Saved data entries:
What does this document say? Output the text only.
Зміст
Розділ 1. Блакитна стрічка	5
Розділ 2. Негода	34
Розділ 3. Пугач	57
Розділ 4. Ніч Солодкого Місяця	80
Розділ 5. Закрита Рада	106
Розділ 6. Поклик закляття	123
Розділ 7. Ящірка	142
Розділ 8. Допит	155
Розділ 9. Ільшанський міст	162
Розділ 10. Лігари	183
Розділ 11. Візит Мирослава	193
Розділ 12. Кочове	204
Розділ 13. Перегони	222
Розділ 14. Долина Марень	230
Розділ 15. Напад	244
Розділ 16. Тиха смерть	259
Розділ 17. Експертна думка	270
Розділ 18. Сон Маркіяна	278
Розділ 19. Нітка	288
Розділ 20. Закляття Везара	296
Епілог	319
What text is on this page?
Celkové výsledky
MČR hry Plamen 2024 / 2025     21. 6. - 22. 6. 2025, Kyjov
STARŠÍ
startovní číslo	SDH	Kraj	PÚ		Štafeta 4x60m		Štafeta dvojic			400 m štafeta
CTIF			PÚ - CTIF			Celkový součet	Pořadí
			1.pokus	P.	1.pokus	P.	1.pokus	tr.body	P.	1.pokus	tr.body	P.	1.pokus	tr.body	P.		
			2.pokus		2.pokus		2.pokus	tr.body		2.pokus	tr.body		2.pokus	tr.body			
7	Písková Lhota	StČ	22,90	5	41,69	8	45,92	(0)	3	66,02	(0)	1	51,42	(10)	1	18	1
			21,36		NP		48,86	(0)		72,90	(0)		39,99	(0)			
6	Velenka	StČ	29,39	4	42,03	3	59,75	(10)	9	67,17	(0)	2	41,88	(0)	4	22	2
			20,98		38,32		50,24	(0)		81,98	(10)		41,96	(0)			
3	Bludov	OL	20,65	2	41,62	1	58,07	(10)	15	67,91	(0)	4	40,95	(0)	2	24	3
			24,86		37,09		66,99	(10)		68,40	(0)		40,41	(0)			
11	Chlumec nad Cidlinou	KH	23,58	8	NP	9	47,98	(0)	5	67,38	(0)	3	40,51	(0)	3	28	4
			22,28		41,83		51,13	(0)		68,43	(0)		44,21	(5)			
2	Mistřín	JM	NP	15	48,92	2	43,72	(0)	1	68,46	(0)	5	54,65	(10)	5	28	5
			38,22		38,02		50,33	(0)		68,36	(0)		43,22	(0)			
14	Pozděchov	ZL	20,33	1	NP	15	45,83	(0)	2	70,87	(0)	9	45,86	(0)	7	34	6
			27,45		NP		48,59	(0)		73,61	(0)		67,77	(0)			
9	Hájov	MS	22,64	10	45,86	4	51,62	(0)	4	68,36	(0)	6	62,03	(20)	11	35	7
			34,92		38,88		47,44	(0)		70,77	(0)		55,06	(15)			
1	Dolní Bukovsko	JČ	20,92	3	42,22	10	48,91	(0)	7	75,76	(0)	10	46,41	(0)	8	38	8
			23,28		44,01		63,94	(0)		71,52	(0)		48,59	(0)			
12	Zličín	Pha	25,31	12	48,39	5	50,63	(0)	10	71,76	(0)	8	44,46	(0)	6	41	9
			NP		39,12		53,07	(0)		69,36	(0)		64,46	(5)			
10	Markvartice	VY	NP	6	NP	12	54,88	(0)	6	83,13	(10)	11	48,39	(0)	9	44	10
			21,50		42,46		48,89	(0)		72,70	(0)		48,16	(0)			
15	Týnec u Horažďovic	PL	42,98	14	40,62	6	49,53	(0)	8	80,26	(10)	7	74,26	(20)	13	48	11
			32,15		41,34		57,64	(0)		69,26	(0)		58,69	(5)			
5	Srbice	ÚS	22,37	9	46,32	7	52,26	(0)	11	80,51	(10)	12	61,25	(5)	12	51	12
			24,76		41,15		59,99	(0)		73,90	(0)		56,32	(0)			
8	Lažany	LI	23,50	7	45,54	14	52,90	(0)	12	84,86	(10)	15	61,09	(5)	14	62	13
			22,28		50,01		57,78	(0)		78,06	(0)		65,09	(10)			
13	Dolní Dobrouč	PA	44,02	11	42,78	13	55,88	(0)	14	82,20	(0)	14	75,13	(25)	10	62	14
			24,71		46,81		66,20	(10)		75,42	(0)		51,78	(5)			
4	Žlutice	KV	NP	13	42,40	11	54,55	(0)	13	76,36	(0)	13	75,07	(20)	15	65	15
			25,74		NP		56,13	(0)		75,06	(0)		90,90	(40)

* * *

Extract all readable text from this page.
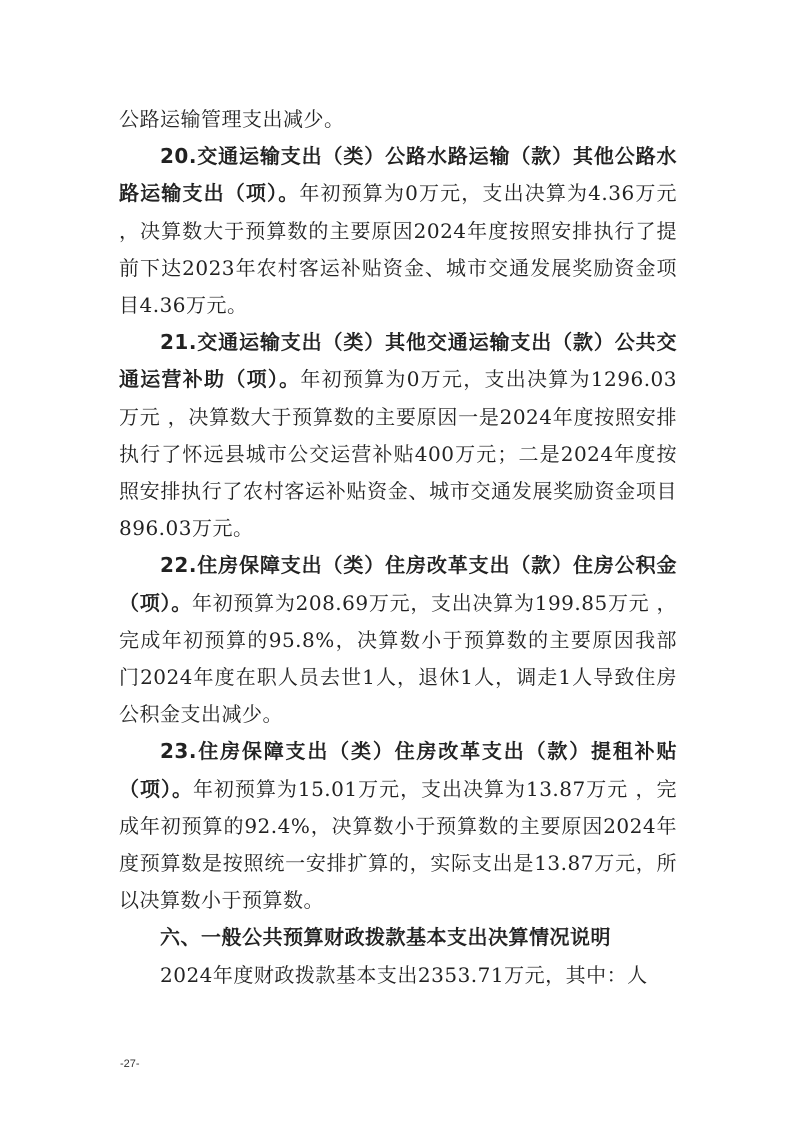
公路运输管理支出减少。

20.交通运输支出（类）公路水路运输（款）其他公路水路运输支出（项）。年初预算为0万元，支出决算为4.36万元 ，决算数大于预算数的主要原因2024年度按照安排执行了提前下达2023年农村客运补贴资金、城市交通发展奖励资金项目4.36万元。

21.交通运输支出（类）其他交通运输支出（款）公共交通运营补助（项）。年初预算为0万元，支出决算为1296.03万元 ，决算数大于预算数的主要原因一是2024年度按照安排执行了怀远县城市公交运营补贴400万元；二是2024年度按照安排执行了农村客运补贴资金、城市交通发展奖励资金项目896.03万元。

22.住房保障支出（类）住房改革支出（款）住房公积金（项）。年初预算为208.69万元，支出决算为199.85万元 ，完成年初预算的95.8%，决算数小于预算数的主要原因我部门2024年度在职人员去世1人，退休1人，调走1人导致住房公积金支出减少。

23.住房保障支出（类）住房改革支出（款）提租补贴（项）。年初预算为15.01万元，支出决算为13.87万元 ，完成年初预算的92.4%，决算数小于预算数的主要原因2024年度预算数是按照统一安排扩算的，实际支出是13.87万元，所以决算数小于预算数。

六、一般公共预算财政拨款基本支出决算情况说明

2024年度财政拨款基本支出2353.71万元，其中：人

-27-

Required work: Each line that has the word "What" should be copied.

Expected answer:
What does this document say? Output the text only.
What text is on this page?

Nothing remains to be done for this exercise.